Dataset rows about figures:
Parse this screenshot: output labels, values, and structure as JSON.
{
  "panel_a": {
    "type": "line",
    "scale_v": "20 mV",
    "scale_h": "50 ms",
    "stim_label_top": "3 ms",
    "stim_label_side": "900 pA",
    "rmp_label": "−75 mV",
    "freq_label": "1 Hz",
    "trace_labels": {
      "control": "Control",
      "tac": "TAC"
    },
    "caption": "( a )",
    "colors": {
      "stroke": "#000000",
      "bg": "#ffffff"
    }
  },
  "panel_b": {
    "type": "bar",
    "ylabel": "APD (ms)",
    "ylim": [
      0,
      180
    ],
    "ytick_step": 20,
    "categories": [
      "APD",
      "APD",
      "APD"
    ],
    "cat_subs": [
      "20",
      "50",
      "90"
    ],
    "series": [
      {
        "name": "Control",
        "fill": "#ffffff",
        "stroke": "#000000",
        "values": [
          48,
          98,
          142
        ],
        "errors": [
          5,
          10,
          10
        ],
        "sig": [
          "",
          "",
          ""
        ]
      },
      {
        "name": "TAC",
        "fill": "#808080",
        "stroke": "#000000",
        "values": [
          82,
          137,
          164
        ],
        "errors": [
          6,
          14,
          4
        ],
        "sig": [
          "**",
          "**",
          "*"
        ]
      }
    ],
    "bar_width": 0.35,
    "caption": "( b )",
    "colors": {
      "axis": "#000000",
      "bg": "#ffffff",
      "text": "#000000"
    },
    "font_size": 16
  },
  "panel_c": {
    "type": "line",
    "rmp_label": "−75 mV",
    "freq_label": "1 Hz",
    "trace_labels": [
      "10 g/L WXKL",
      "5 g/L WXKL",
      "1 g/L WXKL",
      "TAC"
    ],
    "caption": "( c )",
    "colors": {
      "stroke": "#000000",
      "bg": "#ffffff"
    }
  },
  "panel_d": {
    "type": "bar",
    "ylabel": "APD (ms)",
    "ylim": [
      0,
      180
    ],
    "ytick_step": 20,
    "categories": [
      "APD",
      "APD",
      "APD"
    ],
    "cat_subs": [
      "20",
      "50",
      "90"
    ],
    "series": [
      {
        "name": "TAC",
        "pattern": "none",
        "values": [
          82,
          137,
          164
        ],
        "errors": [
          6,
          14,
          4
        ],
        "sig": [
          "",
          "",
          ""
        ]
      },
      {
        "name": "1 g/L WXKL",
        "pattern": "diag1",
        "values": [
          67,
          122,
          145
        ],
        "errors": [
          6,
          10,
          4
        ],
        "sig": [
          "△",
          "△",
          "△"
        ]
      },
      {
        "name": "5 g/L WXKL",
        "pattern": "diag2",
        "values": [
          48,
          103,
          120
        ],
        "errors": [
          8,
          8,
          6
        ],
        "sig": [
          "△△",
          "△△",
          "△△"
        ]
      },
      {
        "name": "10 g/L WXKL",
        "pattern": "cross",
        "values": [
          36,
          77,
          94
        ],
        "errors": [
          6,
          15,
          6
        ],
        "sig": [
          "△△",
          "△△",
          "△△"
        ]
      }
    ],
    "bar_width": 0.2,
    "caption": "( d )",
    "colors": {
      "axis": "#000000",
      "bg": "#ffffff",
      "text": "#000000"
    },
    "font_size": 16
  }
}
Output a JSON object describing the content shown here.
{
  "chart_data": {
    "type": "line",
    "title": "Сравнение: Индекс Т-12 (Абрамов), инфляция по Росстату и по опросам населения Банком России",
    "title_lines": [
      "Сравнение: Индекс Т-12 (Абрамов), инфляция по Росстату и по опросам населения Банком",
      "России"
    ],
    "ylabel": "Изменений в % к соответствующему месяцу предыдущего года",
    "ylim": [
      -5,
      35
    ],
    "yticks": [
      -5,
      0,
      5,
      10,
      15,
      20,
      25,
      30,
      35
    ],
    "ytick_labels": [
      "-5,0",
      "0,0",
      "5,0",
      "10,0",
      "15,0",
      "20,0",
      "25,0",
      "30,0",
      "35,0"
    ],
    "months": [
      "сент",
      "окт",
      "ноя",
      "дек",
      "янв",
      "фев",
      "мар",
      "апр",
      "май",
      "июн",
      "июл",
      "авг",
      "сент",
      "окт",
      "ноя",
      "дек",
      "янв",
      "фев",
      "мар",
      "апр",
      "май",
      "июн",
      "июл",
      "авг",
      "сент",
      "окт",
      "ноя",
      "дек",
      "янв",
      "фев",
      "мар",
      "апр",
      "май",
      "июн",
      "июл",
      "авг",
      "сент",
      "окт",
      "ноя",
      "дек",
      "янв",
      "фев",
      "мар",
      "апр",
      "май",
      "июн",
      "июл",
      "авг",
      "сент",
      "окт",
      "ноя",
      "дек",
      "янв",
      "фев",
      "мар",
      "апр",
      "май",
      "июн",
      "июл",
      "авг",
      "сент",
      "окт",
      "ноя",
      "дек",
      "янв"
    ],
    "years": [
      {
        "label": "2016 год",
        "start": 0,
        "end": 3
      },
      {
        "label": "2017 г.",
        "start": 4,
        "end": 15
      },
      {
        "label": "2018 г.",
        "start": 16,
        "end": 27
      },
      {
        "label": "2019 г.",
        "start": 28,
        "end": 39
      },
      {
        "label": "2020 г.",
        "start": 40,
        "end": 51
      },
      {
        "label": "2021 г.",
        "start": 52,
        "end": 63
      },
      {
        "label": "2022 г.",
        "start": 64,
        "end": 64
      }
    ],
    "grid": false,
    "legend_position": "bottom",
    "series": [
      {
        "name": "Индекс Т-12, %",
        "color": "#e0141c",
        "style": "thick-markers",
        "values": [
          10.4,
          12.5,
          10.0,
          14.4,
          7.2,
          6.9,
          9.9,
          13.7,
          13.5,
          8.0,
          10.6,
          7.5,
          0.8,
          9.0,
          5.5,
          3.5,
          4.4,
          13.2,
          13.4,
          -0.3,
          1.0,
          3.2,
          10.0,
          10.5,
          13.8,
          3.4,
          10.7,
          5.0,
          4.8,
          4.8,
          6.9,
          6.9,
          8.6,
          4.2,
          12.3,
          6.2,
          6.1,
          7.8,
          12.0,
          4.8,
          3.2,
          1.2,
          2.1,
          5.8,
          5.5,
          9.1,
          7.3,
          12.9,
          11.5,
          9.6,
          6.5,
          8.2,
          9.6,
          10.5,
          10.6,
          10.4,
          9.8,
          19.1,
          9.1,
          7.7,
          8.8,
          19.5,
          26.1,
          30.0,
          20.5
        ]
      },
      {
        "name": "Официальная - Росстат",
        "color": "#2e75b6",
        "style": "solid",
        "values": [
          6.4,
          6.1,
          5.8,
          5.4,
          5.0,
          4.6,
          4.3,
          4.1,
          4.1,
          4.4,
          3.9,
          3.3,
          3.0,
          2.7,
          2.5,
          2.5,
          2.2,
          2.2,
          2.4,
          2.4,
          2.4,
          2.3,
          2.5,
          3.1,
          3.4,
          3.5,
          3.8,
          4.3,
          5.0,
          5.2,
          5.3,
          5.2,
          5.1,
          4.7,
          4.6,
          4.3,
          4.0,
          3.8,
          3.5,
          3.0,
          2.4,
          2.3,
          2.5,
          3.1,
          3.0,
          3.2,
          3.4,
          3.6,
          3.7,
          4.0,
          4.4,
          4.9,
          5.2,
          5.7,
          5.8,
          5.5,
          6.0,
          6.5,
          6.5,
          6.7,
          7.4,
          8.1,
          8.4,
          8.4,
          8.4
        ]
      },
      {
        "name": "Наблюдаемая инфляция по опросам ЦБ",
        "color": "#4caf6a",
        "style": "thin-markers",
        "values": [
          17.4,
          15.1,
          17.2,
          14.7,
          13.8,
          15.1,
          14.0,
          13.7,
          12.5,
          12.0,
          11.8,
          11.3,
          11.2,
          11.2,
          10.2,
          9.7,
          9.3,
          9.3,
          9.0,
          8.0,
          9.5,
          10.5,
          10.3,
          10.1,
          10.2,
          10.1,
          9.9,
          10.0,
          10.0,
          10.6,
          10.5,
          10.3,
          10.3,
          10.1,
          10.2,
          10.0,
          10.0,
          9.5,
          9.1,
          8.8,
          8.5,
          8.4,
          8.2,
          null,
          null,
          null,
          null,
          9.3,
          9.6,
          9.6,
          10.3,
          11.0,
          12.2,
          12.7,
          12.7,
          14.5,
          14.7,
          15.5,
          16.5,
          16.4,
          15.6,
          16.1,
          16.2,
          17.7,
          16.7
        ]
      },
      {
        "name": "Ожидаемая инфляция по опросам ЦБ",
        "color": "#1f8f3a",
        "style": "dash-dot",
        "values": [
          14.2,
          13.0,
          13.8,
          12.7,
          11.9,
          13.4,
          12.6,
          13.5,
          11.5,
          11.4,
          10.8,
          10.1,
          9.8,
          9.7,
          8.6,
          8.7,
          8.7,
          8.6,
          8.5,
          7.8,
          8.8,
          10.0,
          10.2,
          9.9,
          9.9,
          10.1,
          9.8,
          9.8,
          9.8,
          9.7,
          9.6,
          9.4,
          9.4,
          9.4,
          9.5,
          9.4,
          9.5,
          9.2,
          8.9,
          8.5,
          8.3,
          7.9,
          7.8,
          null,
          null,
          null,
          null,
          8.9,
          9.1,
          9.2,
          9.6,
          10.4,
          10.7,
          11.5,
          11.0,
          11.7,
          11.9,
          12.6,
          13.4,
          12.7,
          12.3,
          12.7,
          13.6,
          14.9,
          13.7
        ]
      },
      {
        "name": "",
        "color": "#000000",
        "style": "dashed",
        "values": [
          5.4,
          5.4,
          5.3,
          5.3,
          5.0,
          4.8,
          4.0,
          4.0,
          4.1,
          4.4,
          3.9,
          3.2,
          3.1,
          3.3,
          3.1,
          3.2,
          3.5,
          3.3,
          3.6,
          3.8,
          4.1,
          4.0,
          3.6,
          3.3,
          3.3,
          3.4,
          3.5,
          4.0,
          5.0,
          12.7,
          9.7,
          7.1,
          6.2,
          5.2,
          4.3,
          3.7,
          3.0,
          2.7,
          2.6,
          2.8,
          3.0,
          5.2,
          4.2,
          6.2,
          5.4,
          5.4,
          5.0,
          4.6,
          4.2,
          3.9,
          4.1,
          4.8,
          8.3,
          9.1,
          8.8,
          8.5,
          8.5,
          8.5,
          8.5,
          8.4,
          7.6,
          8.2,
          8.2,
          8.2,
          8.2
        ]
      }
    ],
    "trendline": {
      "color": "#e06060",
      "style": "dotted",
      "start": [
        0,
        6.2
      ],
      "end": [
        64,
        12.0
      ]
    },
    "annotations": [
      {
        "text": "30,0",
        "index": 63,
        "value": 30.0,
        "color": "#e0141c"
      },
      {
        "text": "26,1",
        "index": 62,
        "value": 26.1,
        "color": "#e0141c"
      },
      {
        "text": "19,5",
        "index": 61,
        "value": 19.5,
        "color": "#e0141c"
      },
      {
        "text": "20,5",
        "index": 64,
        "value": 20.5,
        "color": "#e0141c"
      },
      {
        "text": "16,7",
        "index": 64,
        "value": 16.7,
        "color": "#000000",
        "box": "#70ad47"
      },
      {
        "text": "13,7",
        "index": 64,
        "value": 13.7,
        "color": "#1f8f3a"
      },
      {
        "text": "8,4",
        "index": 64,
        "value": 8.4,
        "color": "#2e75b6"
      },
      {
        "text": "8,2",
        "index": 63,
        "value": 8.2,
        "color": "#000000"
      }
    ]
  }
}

Required task
Collect the lines that hold "России".

Answer to this problem
    "title": "Сравнение: Индекс Т-12 (Абрамов), инфляция по Росстату и по опросам населения Банком России",
      "России"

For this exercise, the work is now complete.